WHAT THE TASK REQUIRES
Look through the material and copy each line holding "Average".

Figure content listings
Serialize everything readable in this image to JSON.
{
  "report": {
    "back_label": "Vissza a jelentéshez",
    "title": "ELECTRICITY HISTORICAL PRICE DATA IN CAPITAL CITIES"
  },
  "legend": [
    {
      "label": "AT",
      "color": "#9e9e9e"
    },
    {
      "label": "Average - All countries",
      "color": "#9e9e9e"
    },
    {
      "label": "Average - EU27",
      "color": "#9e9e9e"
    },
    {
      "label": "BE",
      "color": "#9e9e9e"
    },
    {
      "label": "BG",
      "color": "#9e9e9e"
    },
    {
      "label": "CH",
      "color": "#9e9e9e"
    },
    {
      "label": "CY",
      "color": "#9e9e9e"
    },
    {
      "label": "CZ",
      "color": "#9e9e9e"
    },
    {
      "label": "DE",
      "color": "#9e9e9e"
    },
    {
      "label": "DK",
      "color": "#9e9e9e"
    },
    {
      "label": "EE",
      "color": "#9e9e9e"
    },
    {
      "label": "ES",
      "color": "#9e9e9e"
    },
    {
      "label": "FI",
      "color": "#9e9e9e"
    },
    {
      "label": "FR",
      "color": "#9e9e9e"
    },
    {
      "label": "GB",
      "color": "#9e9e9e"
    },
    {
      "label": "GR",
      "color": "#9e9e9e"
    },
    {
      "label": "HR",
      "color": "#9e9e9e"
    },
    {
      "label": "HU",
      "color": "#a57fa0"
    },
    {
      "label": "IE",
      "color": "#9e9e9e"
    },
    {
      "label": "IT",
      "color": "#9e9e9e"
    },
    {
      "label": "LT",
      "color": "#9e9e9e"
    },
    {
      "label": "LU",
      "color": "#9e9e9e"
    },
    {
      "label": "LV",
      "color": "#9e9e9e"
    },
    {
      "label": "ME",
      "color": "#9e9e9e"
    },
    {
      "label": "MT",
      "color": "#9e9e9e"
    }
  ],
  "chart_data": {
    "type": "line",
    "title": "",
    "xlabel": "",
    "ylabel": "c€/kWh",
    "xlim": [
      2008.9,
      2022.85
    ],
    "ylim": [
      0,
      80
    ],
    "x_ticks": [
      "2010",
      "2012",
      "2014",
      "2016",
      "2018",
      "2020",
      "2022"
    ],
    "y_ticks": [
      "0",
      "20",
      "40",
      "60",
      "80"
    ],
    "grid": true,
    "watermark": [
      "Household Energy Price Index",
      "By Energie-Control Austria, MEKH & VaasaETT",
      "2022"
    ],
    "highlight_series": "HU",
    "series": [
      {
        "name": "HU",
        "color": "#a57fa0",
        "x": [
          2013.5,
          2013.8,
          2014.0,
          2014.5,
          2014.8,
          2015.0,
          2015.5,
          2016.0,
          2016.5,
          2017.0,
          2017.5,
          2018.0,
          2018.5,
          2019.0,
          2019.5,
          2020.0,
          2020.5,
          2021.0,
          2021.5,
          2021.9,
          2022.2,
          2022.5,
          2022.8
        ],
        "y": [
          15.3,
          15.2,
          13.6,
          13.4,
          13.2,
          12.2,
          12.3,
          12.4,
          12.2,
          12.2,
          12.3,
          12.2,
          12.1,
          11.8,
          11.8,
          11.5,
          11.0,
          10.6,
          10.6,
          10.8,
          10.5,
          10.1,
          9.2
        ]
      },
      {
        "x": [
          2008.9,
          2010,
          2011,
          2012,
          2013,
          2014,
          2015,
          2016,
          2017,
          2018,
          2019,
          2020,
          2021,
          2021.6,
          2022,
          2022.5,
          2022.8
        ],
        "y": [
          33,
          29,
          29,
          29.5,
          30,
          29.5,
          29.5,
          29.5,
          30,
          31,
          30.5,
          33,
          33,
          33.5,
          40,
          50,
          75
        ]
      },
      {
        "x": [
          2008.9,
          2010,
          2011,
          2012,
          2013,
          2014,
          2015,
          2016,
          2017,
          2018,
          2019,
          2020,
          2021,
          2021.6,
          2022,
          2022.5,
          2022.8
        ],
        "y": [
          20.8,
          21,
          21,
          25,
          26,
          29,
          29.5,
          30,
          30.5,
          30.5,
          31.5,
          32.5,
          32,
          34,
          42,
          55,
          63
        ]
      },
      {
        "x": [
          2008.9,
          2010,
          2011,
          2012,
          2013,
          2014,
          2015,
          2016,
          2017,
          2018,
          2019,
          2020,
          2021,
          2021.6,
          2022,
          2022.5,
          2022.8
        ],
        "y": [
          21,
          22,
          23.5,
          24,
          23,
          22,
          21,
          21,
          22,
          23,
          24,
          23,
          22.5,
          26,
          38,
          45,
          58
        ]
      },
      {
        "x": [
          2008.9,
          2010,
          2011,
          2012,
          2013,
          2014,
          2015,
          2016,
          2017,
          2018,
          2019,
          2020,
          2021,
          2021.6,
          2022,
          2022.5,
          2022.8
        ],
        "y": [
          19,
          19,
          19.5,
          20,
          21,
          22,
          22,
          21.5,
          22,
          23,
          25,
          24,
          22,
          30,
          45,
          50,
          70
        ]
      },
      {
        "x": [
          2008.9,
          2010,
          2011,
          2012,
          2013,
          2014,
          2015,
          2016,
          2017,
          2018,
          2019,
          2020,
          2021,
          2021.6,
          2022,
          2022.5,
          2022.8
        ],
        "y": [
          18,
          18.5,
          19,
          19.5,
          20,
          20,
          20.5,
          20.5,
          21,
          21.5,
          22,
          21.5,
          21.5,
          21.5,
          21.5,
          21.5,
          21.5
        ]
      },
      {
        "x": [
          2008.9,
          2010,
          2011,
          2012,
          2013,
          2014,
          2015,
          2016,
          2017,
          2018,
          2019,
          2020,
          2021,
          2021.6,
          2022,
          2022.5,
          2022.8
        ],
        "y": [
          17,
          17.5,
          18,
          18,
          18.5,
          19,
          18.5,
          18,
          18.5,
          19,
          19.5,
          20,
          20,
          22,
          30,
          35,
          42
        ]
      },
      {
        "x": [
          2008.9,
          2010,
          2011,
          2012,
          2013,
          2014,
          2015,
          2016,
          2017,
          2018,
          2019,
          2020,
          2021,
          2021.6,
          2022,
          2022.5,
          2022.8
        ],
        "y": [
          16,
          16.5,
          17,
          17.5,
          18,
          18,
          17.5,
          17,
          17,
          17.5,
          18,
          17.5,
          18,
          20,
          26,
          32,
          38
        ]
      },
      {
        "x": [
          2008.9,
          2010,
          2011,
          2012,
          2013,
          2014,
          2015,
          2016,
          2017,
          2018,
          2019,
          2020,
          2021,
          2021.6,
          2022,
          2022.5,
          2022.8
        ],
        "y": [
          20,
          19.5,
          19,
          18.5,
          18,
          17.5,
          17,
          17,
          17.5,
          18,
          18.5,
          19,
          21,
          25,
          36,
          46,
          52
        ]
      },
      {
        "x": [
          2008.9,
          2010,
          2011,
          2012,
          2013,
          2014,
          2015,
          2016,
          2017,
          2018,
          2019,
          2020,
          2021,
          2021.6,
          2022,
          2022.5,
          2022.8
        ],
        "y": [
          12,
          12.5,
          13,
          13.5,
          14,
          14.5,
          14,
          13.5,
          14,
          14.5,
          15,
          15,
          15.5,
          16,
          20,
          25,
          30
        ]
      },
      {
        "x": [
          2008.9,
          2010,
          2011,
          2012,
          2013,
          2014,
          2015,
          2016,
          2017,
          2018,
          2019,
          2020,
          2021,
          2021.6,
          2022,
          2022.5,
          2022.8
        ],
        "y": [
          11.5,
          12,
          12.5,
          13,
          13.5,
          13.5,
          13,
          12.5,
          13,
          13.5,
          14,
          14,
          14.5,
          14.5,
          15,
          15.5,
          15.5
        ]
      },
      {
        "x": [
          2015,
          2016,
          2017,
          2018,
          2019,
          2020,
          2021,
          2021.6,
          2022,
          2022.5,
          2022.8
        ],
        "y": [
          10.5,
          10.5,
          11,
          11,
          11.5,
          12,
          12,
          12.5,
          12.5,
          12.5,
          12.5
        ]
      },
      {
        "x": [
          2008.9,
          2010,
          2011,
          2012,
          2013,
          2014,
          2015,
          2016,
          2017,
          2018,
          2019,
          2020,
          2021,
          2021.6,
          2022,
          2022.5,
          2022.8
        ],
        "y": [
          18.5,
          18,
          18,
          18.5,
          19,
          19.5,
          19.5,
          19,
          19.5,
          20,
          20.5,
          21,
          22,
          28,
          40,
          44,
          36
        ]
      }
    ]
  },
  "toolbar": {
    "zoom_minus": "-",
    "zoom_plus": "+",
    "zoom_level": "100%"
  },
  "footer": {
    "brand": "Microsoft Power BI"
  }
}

WORKED ANSWER
      "label": "Average - All countries",
      "label": "Average - EU27",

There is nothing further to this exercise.